### EXERCISE
Find the word "name" in the material below and gather every line that contains it.

(Data tied to figure images)
● ● ● ● ● ● ●

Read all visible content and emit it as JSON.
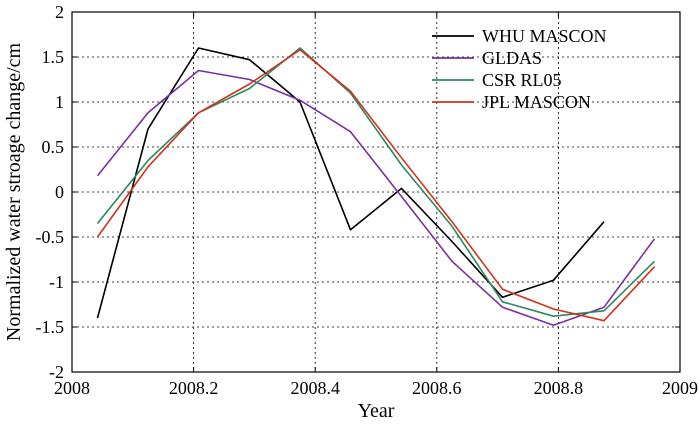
{
  "chart_data": {
    "type": "line",
    "title": "",
    "xlabel": "Year",
    "ylabel": "Normalized water stroage change/cm",
    "xlim": [
      2008,
      2009
    ],
    "ylim": [
      -2,
      2
    ],
    "xticks": [
      2008,
      2008.2,
      2008.4,
      2008.6,
      2008.8,
      2009
    ],
    "xtick_labels": [
      "2008",
      "2008.2",
      "2008.4",
      "2008.6",
      "2008.8",
      "2009"
    ],
    "yticks": [
      -2,
      -1.5,
      -1,
      -0.5,
      0,
      0.5,
      1,
      1.5,
      2
    ],
    "ytick_labels": [
      "-2",
      "-1.5",
      "-1",
      "-0.5",
      "0",
      "0.5",
      "1",
      "1.5",
      "2"
    ],
    "grid": true,
    "legend_position": "top-right",
    "series": [
      {
        "name": "WHU MASCON",
        "color": "#000000",
        "x": [
          2008.042,
          2008.125,
          2008.208,
          2008.292,
          2008.375,
          2008.458,
          2008.542,
          2008.625,
          2008.708,
          2008.792,
          2008.875
        ],
        "y": [
          -1.4,
          0.7,
          1.6,
          1.47,
          1.0,
          -0.42,
          0.04,
          -0.55,
          -1.17,
          -0.98,
          -0.33
        ]
      },
      {
        "name": "GLDAS",
        "color": "#7b2fa0",
        "x": [
          2008.042,
          2008.125,
          2008.208,
          2008.292,
          2008.375,
          2008.458,
          2008.542,
          2008.625,
          2008.708,
          2008.792,
          2008.875,
          2008.958
        ],
        "y": [
          0.18,
          0.88,
          1.35,
          1.25,
          1.02,
          0.67,
          -0.05,
          -0.77,
          -1.28,
          -1.48,
          -1.28,
          -0.52
        ]
      },
      {
        "name": "CSR RL05",
        "color": "#2a8a5e",
        "x": [
          2008.042,
          2008.125,
          2008.208,
          2008.292,
          2008.375,
          2008.458,
          2008.542,
          2008.625,
          2008.708,
          2008.792,
          2008.875,
          2008.958
        ],
        "y": [
          -0.35,
          0.35,
          0.88,
          1.15,
          1.6,
          1.1,
          0.3,
          -0.38,
          -1.22,
          -1.38,
          -1.32,
          -0.77
        ]
      },
      {
        "name": "JPL MASCON",
        "color": "#d4301c",
        "x": [
          2008.042,
          2008.125,
          2008.208,
          2008.292,
          2008.375,
          2008.458,
          2008.542,
          2008.625,
          2008.708,
          2008.792,
          2008.875,
          2008.958
        ],
        "y": [
          -0.5,
          0.28,
          0.88,
          1.2,
          1.58,
          1.12,
          0.38,
          -0.33,
          -1.08,
          -1.3,
          -1.43,
          -0.83
        ]
      }
    ]
  }
}
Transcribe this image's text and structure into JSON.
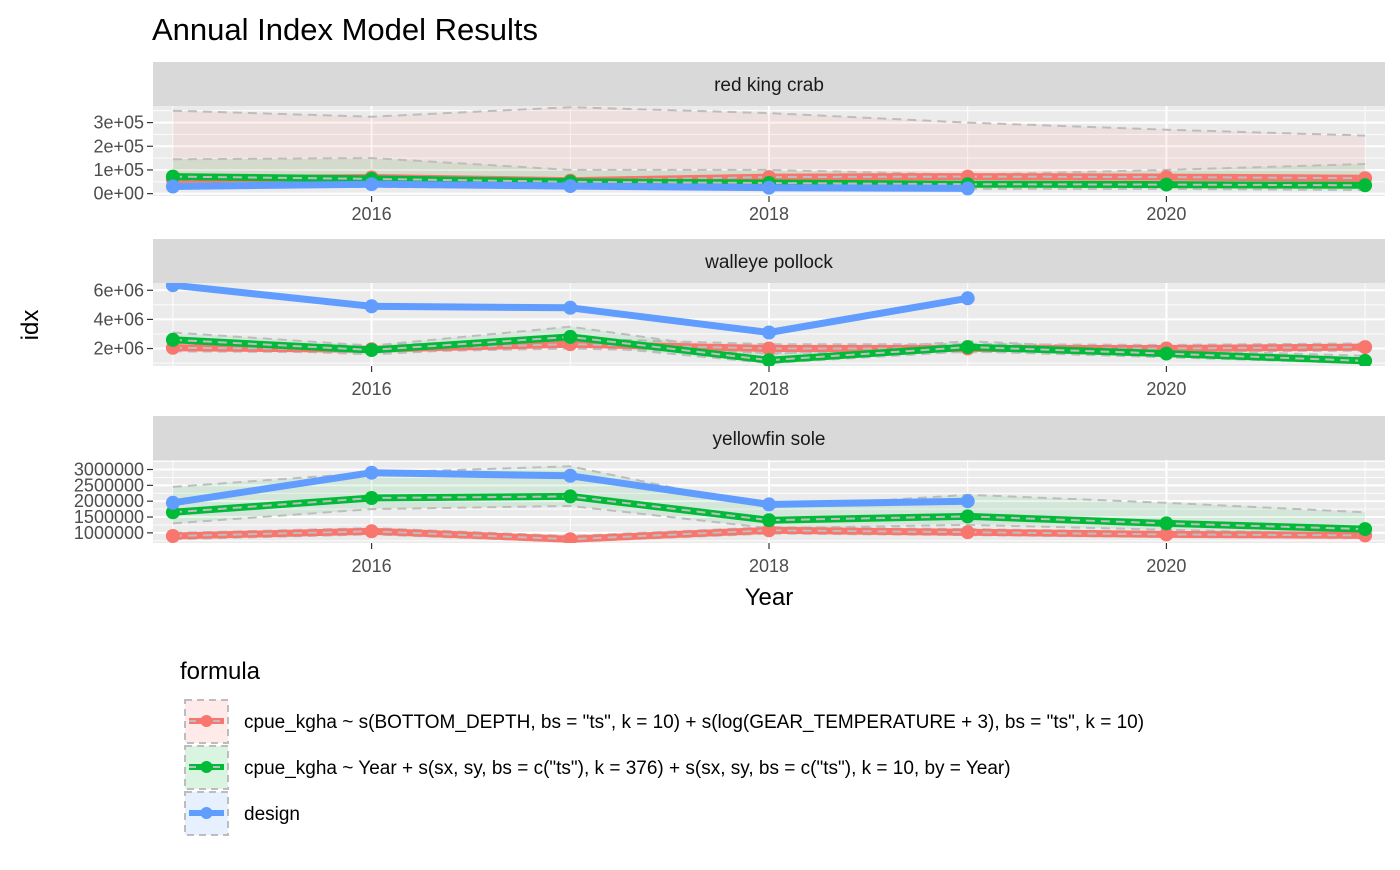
{
  "chart_data": {
    "type": "line",
    "title": "Annual Index Model Results",
    "xlabel": "Year",
    "ylabel": "idx",
    "x_range": [
      2014.9,
      2021.1
    ],
    "x_ticks": [
      2016,
      2018,
      2020
    ],
    "x_tick_labels": [
      "2016",
      "2018",
      "2020"
    ],
    "legend": {
      "title": "formula",
      "position": "bottom",
      "entries": [
        {
          "key": "depth",
          "label": "cpue_kgha ~ s(BOTTOM_DEPTH, bs = \"ts\", k = 10) + s(log(GEAR_TEMPERATURE + 3), bs = \"ts\", k = 10)",
          "color": "#F8766D"
        },
        {
          "key": "year",
          "label": "cpue_kgha ~ Year + s(sx, sy, bs = c(\"ts\"), k = 376) + s(sx, sy, bs = c(\"ts\"), k = 10, by = Year)",
          "color": "#00BA38"
        },
        {
          "key": "design",
          "label": "design",
          "color": "#619CFF"
        }
      ]
    },
    "facets": [
      {
        "title": "red king crab",
        "ylim": [
          -10000,
          370000
        ],
        "y_ticks": [
          0,
          100000,
          200000,
          300000
        ],
        "y_tick_labels": [
          "0e+00",
          "1e+05",
          "2e+05",
          "3e+05"
        ],
        "series": [
          {
            "key": "depth",
            "x": [
              2015,
              2016,
              2017,
              2018,
              2019,
              2020,
              2021
            ],
            "y": [
              60000,
              68000,
              55000,
              70000,
              72000,
              70000,
              65000
            ],
            "lower": [
              30000,
              35000,
              25000,
              30000,
              35000,
              38000,
              30000
            ],
            "upper": [
              350000,
              325000,
              365000,
              340000,
              300000,
              270000,
              245000
            ]
          },
          {
            "key": "year",
            "x": [
              2015,
              2016,
              2017,
              2018,
              2019,
              2020,
              2021
            ],
            "y": [
              72000,
              62000,
              50000,
              45000,
              40000,
              38000,
              35000
            ],
            "lower": [
              35000,
              28000,
              25000,
              20000,
              20000,
              20000,
              15000
            ],
            "upper": [
              145000,
              150000,
              100000,
              100000,
              80000,
              100000,
              125000
            ]
          },
          {
            "key": "design",
            "x": [
              2015,
              2016,
              2017,
              2018,
              2019
            ],
            "y": [
              30000,
              40000,
              32000,
              25000,
              22000
            ],
            "lower": [],
            "upper": []
          }
        ]
      },
      {
        "title": "walleye pollock",
        "ylim": [
          800000,
          6500000
        ],
        "y_ticks": [
          2000000,
          4000000,
          6000000
        ],
        "y_tick_labels": [
          "2e+06",
          "4e+06",
          "6e+06"
        ],
        "series": [
          {
            "key": "depth",
            "x": [
              2015,
              2016,
              2017,
              2018,
              2019,
              2020,
              2021
            ],
            "y": [
              2050000,
              1950000,
              2300000,
              2000000,
              2000000,
              2000000,
              2100000
            ],
            "lower": [
              1800000,
              1750000,
              2000000,
              1700000,
              1750000,
              1800000,
              1850000
            ],
            "upper": [
              2400000,
              2200000,
              2700000,
              2300000,
              2300000,
              2250000,
              2350000
            ]
          },
          {
            "key": "year",
            "x": [
              2015,
              2016,
              2017,
              2018,
              2019,
              2020,
              2021
            ],
            "y": [
              2600000,
              1900000,
              2800000,
              1200000,
              2100000,
              1650000,
              1150000
            ],
            "lower": [
              2100000,
              1600000,
              2300000,
              1000000,
              1800000,
              1400000,
              1000000
            ],
            "upper": [
              3100000,
              2200000,
              3500000,
              1600000,
              2500000,
              1900000,
              1500000
            ]
          },
          {
            "key": "design",
            "x": [
              2015,
              2016,
              2017,
              2018,
              2019
            ],
            "y": [
              6350000,
              4900000,
              4800000,
              3100000,
              5450000
            ],
            "lower": [],
            "upper": []
          }
        ]
      },
      {
        "title": "yellowfin sole",
        "ylim": [
          680000,
          3300000
        ],
        "y_ticks": [
          1000000,
          1500000,
          2000000,
          2500000,
          3000000
        ],
        "y_tick_labels": [
          "1000000",
          "1500000",
          "2000000",
          "2500000",
          "3000000"
        ],
        "series": [
          {
            "key": "depth",
            "x": [
              2015,
              2016,
              2017,
              2018,
              2019,
              2020,
              2021
            ],
            "y": [
              900000,
              1050000,
              800000,
              1080000,
              1020000,
              950000,
              920000
            ],
            "lower": [
              800000,
              950000,
              720000,
              980000,
              930000,
              870000,
              840000
            ],
            "upper": [
              1000000,
              1150000,
              900000,
              1180000,
              1120000,
              1030000,
              1000000
            ]
          },
          {
            "key": "year",
            "x": [
              2015,
              2016,
              2017,
              2018,
              2019,
              2020,
              2021
            ],
            "y": [
              1650000,
              2100000,
              2150000,
              1400000,
              1520000,
              1300000,
              1120000
            ],
            "lower": [
              1300000,
              1750000,
              1850000,
              1150000,
              1250000,
              1100000,
              950000
            ],
            "upper": [
              2450000,
              2900000,
              3100000,
              1800000,
              2200000,
              1950000,
              1650000
            ]
          },
          {
            "key": "design",
            "x": [
              2015,
              2016,
              2017,
              2018,
              2019
            ],
            "y": [
              1950000,
              2900000,
              2800000,
              1900000,
              2000000
            ],
            "lower": [],
            "upper": []
          }
        ]
      }
    ]
  }
}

● ● ● ● ● ● ●

### RESULT BELOW
        "name": "WHU MASCON",
        "name": "GLDAS",
        "name": "CSR RL05",
        "name": "JPL MASCON",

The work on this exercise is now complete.